### The request:
Update the rows from the first one up to and including the line with "x-tick-label: Intersection (3", replacing "Bcftools" with "BCFtools" and leaving everything else unchanged.

Data pulled from a collection
◆ ◆ ◆ ◆ ◆

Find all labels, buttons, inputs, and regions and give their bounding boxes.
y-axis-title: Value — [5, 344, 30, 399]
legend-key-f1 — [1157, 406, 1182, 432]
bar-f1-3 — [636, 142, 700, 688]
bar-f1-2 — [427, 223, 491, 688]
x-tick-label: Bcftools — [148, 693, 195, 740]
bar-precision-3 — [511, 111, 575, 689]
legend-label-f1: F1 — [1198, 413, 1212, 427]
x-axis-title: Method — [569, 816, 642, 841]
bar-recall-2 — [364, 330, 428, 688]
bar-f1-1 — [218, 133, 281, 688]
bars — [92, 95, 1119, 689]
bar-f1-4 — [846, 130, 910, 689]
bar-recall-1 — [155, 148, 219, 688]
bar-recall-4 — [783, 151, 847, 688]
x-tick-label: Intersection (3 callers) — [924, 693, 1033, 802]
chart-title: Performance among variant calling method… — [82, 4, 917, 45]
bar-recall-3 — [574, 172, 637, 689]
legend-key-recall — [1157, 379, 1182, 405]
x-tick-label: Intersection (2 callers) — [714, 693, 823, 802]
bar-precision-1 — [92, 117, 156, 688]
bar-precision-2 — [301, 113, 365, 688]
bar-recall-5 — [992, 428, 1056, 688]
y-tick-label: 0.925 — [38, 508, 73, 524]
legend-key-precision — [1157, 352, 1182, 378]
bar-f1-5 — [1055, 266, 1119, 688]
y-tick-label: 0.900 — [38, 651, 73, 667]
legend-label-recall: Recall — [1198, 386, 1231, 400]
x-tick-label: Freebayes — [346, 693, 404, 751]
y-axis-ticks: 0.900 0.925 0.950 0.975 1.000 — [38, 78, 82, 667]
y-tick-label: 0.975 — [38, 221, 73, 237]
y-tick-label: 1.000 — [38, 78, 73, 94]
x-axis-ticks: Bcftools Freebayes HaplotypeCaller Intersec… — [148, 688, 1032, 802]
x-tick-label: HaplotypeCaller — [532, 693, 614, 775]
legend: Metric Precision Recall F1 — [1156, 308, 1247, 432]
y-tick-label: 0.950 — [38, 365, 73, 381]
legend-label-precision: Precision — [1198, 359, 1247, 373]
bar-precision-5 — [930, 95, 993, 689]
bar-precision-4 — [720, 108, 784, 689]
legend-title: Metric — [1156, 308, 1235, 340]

◆ ◆ ◆ ◆ ◆

### Answer to the problem:
Find all labels, buttons, inputs, and regions and give their bounding boxes.
y-axis-title: Value — [5, 344, 30, 399]
legend-key-f1 — [1157, 406, 1182, 432]
bar-f1-3 — [636, 142, 700, 688]
bar-f1-2 — [427, 223, 491, 688]
x-tick-label: BCFtools — [148, 693, 195, 740]
bar-precision-3 — [511, 111, 575, 689]
legend-label-f1: F1 — [1198, 413, 1212, 427]
x-axis-title: Method — [569, 816, 642, 841]
bar-recall-2 — [364, 330, 428, 688]
bar-f1-1 — [218, 133, 281, 688]
bars — [92, 95, 1119, 689]
bar-f1-4 — [846, 130, 910, 689]
bar-recall-1 — [155, 148, 219, 688]
bar-recall-4 — [783, 151, 847, 688]
x-tick-label: Intersection (3 callers) — [924, 693, 1033, 802]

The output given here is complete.